— BEGIN Input data —
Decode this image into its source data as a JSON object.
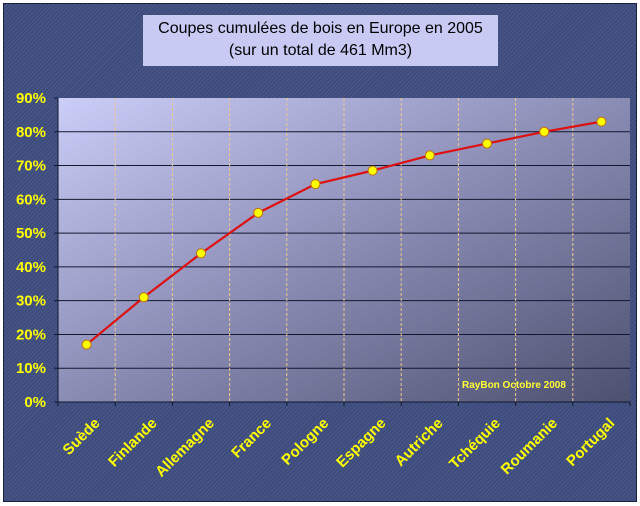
{
  "chart_data": {
    "type": "line",
    "title": "Coupes cumulées de bois en Europe en 2005",
    "subtitle": "(sur un total de 461 Mm3)",
    "categories": [
      "Suède",
      "Finlande",
      "Allemagne",
      "France",
      "Pologne",
      "Espagne",
      "Autriche",
      "Tchéquie",
      "Roumanie",
      "Portugal"
    ],
    "values": [
      17,
      31,
      44,
      56,
      64.5,
      68.5,
      73,
      76.5,
      80,
      83
    ],
    "ylim": [
      0,
      90
    ],
    "ytick_labels": [
      "0%",
      "10%",
      "20%",
      "30%",
      "40%",
      "50%",
      "60%",
      "70%",
      "80%",
      "90%"
    ],
    "yticks": [
      0,
      10,
      20,
      30,
      40,
      50,
      60,
      70,
      80,
      90
    ],
    "annotation": "RayBon Octobre 2008",
    "grid": "horizontal solid, vertical dashed",
    "colors": {
      "line": "#dd1111",
      "marker": "#ffff00",
      "labels": "#ffff00",
      "background": "#3d4c7c"
    }
  }
}
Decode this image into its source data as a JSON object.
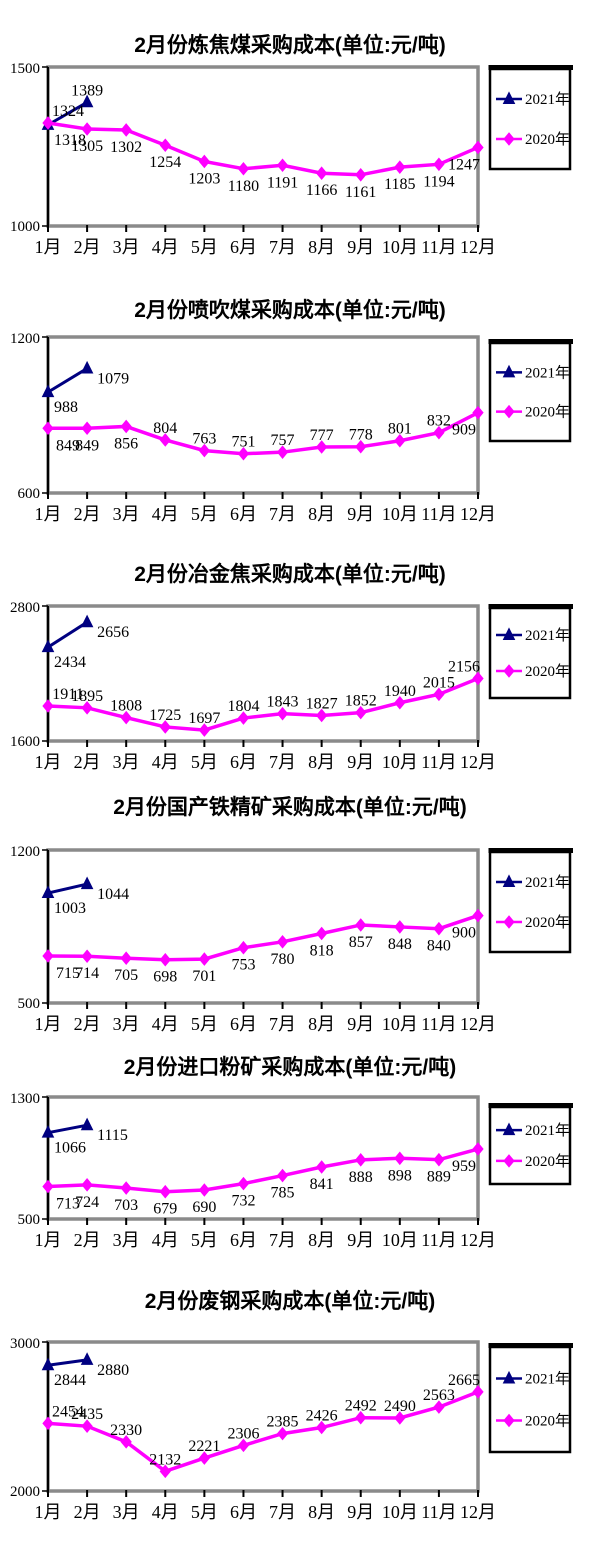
{
  "page": {
    "background": "#ffffff"
  },
  "months": [
    "1月",
    "2月",
    "3月",
    "4月",
    "5月",
    "6月",
    "7月",
    "8月",
    "9月",
    "10月",
    "11月",
    "12月"
  ],
  "colors": {
    "series2021": "#000080",
    "series2020": "#FF00FF",
    "plot_border": "#8a8a8a",
    "axis": "#000000",
    "text": "#000000",
    "legend_border": "#000000"
  },
  "legend": {
    "entries": [
      "2021年",
      "2020年"
    ],
    "position": "right"
  },
  "chart_data": [
    {
      "type": "line",
      "title": "2月份炼焦煤采购成本(单位:元/吨)",
      "ylim": [
        1000,
        1500
      ],
      "ytick_labels": [
        "1500",
        "1000"
      ],
      "categories": [
        "1月",
        "2月",
        "3月",
        "4月",
        "5月",
        "6月",
        "7月",
        "8月",
        "9月",
        "10月",
        "11月",
        "12月"
      ],
      "series": [
        {
          "name": "2021年",
          "color": "#000080",
          "marker": "triangle",
          "values": [
            1318,
            1389
          ],
          "label_pos": [
            "below-right",
            "above"
          ]
        },
        {
          "name": "2020年",
          "color": "#FF00FF",
          "marker": "diamond",
          "values": [
            1324,
            1305,
            1302,
            1254,
            1203,
            1180,
            1191,
            1166,
            1161,
            1185,
            1194,
            1247
          ],
          "label_pos": [
            "above",
            "below",
            "below",
            "below",
            "below",
            "below",
            "below",
            "below",
            "below",
            "below",
            "below",
            "below"
          ]
        }
      ],
      "legend_position": "right",
      "grid": false
    },
    {
      "type": "line",
      "title": "2月份喷吹煤采购成本(单位:元/吨)",
      "ylim": [
        600,
        1200
      ],
      "ytick_labels": [
        "1200",
        "600"
      ],
      "categories": [
        "1月",
        "2月",
        "3月",
        "4月",
        "5月",
        "6月",
        "7月",
        "8月",
        "9月",
        "10月",
        "11月",
        "12月"
      ],
      "series": [
        {
          "name": "2021年",
          "color": "#000080",
          "marker": "triangle",
          "values": [
            988,
            1079
          ],
          "label_pos": [
            "below-right",
            "right-below"
          ]
        },
        {
          "name": "2020年",
          "color": "#FF00FF",
          "marker": "diamond",
          "values": [
            849,
            849,
            856,
            804,
            763,
            751,
            757,
            777,
            778,
            801,
            832,
            909
          ],
          "label_pos": [
            "below",
            "below",
            "below",
            "above",
            "above",
            "above",
            "above",
            "above",
            "above",
            "above",
            "above",
            "below"
          ]
        }
      ],
      "legend_position": "right",
      "grid": false
    },
    {
      "type": "line",
      "title": "2月份冶金焦采购成本(单位:元/吨)",
      "ylim": [
        1600,
        2800
      ],
      "ytick_labels": [
        "2800",
        "1600"
      ],
      "categories": [
        "1月",
        "2月",
        "3月",
        "4月",
        "5月",
        "6月",
        "7月",
        "8月",
        "9月",
        "10月",
        "11月",
        "12月"
      ],
      "series": [
        {
          "name": "2021年",
          "color": "#000080",
          "marker": "triangle",
          "values": [
            2434,
            2656
          ],
          "label_pos": [
            "below-right",
            "right-below"
          ]
        },
        {
          "name": "2020年",
          "color": "#FF00FF",
          "marker": "diamond",
          "values": [
            1911,
            1895,
            1808,
            1725,
            1697,
            1804,
            1843,
            1827,
            1852,
            1940,
            2015,
            2156
          ],
          "label_pos": [
            "above",
            "above",
            "above",
            "above",
            "above",
            "above",
            "above",
            "above",
            "above",
            "above",
            "above",
            "above"
          ]
        }
      ],
      "legend_position": "right",
      "grid": false
    },
    {
      "type": "line",
      "title": "2月份国产铁精矿采购成本(单位:元/吨)",
      "ylim": [
        500,
        1200
      ],
      "ytick_labels": [
        "1200",
        "500"
      ],
      "categories": [
        "1月",
        "2月",
        "3月",
        "4月",
        "5月",
        "6月",
        "7月",
        "8月",
        "9月",
        "10月",
        "11月",
        "12月"
      ],
      "series": [
        {
          "name": "2021年",
          "color": "#000080",
          "marker": "triangle",
          "values": [
            1003,
            1044
          ],
          "label_pos": [
            "below-right",
            "right-below"
          ]
        },
        {
          "name": "2020年",
          "color": "#FF00FF",
          "marker": "diamond",
          "values": [
            715,
            714,
            705,
            698,
            701,
            753,
            780,
            818,
            857,
            848,
            840,
            900
          ],
          "label_pos": [
            "below",
            "below",
            "below",
            "below",
            "below",
            "below",
            "below",
            "below",
            "below",
            "below",
            "below",
            "below"
          ]
        }
      ],
      "legend_position": "right",
      "grid": false
    },
    {
      "type": "line",
      "title": "2月份进口粉矿采购成本(单位:元/吨)",
      "ylim": [
        500,
        1300
      ],
      "ytick_labels": [
        "1300",
        "500"
      ],
      "categories": [
        "1月",
        "2月",
        "3月",
        "4月",
        "5月",
        "6月",
        "7月",
        "8月",
        "9月",
        "10月",
        "11月",
        "12月"
      ],
      "series": [
        {
          "name": "2021年",
          "color": "#000080",
          "marker": "triangle",
          "values": [
            1066,
            1115
          ],
          "label_pos": [
            "below-right",
            "right-below"
          ]
        },
        {
          "name": "2020年",
          "color": "#FF00FF",
          "marker": "diamond",
          "values": [
            713,
            724,
            703,
            679,
            690,
            732,
            785,
            841,
            888,
            898,
            889,
            959
          ],
          "label_pos": [
            "below",
            "below",
            "below",
            "below",
            "below",
            "below",
            "below",
            "below",
            "below",
            "below",
            "below",
            "below"
          ]
        }
      ],
      "legend_position": "right",
      "grid": false
    },
    {
      "type": "line",
      "title": "2月份废钢采购成本(单位:元/吨)",
      "ylim": [
        2000,
        3000
      ],
      "ytick_labels": [
        "3000",
        "2000"
      ],
      "categories": [
        "1月",
        "2月",
        "3月",
        "4月",
        "5月",
        "6月",
        "7月",
        "8月",
        "9月",
        "10月",
        "11月",
        "12月"
      ],
      "series": [
        {
          "name": "2021年",
          "color": "#000080",
          "marker": "triangle",
          "values": [
            2844,
            2880
          ],
          "label_pos": [
            "below-right",
            "right-below"
          ]
        },
        {
          "name": "2020年",
          "color": "#FF00FF",
          "marker": "diamond",
          "values": [
            2454,
            2435,
            2330,
            2132,
            2221,
            2306,
            2385,
            2426,
            2492,
            2490,
            2563,
            2665
          ],
          "label_pos": [
            "above",
            "above",
            "above",
            "above",
            "above",
            "above",
            "above",
            "above",
            "above",
            "above",
            "above",
            "above"
          ]
        }
      ],
      "legend_position": "right",
      "grid": false
    }
  ]
}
— END Input data —
* [Stated problem]: In the entries above, identify every line with the word "background". Copy those lines.

* [Final answer]:
      "background": "#3d4c7c"
    "background": "#ffffff"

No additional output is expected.